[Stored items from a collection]
++++++++
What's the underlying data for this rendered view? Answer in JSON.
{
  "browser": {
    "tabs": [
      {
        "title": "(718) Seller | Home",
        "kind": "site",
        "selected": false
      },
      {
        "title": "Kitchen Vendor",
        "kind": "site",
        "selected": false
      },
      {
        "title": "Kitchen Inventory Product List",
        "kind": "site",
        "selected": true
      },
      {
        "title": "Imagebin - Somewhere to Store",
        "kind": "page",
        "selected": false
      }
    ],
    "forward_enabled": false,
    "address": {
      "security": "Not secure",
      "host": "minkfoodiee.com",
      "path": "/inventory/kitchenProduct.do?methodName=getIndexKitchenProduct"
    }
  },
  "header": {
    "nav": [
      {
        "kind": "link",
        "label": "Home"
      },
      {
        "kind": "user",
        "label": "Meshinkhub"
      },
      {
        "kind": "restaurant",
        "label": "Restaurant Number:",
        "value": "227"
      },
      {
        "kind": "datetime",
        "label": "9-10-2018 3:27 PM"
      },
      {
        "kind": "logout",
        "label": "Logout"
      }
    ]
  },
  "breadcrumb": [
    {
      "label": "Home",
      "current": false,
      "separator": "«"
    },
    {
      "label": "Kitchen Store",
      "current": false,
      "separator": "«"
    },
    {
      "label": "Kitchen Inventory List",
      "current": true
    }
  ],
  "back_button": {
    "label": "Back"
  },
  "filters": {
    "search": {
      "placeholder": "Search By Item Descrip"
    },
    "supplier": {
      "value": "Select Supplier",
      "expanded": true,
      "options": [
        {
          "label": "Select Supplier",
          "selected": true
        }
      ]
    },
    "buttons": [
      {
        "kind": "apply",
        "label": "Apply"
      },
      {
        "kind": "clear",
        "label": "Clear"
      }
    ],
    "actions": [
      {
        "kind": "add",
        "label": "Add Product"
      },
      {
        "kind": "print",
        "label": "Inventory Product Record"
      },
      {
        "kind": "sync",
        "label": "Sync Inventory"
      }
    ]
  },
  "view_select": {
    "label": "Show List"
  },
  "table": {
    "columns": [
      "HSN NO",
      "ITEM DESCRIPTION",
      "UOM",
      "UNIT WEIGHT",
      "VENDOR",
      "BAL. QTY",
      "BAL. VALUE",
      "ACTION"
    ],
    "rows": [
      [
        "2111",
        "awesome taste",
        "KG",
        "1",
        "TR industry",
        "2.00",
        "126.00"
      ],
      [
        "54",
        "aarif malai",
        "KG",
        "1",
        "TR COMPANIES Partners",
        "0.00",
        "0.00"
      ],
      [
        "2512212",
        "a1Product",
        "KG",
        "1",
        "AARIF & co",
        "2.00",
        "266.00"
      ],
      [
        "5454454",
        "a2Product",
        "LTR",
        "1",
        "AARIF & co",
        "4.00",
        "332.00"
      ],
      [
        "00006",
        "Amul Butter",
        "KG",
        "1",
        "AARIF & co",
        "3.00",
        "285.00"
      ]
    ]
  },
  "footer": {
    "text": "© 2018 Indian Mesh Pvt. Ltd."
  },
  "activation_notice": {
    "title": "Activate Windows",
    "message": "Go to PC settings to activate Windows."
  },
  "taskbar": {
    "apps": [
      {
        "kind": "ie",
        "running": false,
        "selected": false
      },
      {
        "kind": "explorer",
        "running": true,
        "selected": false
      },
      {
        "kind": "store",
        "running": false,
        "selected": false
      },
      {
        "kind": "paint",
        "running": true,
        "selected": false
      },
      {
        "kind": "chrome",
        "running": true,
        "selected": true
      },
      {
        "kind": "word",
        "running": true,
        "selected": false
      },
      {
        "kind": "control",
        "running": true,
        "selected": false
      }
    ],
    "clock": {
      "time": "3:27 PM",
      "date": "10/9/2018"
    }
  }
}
++++++++
*GIVEN TASK*
Please reproduce the entire listing, exactly as shown.

*EXERCISE SOLUTION*
What's the underlying data for this rendered view? Answer in JSON.
{
  "browser": {
    "tabs": [
      {
        "title": "(718) Seller | Home",
        "kind": "site",
        "selected": false
      },
      {
        "title": "Kitchen Vendor",
        "kind": "site",
        "selected": false
      },
      {
        "title": "Kitchen Inventory Product List",
        "kind": "site",
        "selected": true
      },
      {
        "title": "Imagebin - Somewhere to Store",
        "kind": "page",
        "selected": false
      }
    ],
    "forward_enabled": false,
    "address": {
      "security": "Not secure",
      "host": "minkfoodiee.com",
      "path": "/inventory/kitchenProduct.do?methodName=getIndexKitchenProduct"
    }
  },
  "header": {
    "nav": [
      {
        "kind": "link",
        "label": "Home"
      },
      {
        "kind": "user",
        "label": "Meshinkhub"
      },
      {
        "kind": "restaurant",
        "label": "Restaurant Number:",
        "value": "227"
      },
      {
        "kind": "datetime",
        "label": "9-10-2018 3:27 PM"
      },
      {
        "kind": "logout",
        "label": "Logout"
      }
    ]
  },
  "breadcrumb": [
    {
      "label": "Home",
      "current": false,
      "separator": "«"
    },
    {
      "label": "Kitchen Store",
      "current": false,
      "separator": "«"
    },
    {
      "label": "Kitchen Inventory List",
      "current": true
    }
  ],
  "back_button": {
    "label": "Back"
  },
  "filters": {
    "search": {
      "placeholder": "Search By Item Descrip"
    },
    "supplier": {
      "value": "Select Supplier",
      "expanded": true,
      "options": [
        {
          "label": "Select Supplier",
          "selected": true
        }
      ]
    },
    "buttons": [
      {
        "kind": "apply",
        "label": "Apply"
      },
      {
        "kind": "clear",
        "label": "Clear"
      }
    ],
    "actions": [
      {
        "kind": "add",
        "label": "Add Product"
      },
      {
        "kind": "print",
        "label": "Inventory Product Record"
      },
      {
        "kind": "sync",
        "label": "Sync Inventory"
      }
    ]
  },
  "view_select": {
    "label": "Show List"
  },
  "table": {
    "columns": [
      "HSN NO",
      "ITEM DESCRIPTION",
      "UOM",
      "UNIT WEIGHT",
      "VENDOR",
      "BAL. QTY",
      "BAL. VALUE",
      "ACTION"
    ],
    "rows": [
      [
        "2111",
        "awesome taste",
        "KG",
        "1",
        "TR industry",
        "2.00",
        "126.00"
      ],
      [
        "54",
        "aarif malai",
        "KG",
        "1",
        "TR COMPANIES Partners",
        "0.00",
        "0.00"
      ],
      [
        "2512212",
        "a1Product",
        "KG",
        "1",
        "AARIF & co",
        "2.00",
        "266.00"
      ],
      [
        "5454454",
        "a2Product",
        "LTR",
        "1",
        "AARIF & co",
        "4.00",
        "332.00"
      ],
      [
        "00006",
        "Amul Butter",
        "KG",
        "1",
        "AARIF & co",
        "3.00",
        "285.00"
      ]
    ]
  },
  "footer": {
    "text": "© 2018 Indian Mesh Pvt. Ltd."
  },
  "activation_notice": {
    "title": "Activate Windows",
    "message": "Go to PC settings to activate Windows."
  },
  "taskbar": {
    "apps": [
      {
        "kind": "ie",
        "running": false,
        "selected": false
      },
      {
        "kind": "explorer",
        "running": true,
        "selected": false
      },
      {
        "kind": "store",
        "running": false,
        "selected": false
      },
      {
        "kind": "paint",
        "running": true,
        "selected": false
      },
      {
        "kind": "chrome",
        "running": true,
        "selected": true
      },
      {
        "kind": "word",
        "running": true,
        "selected": false
      },
      {
        "kind": "control",
        "running": true,
        "selected": false
      }
    ],
    "clock": {
      "time": "3:27 PM",
      "date": "10/9/2018"
    }
  }
}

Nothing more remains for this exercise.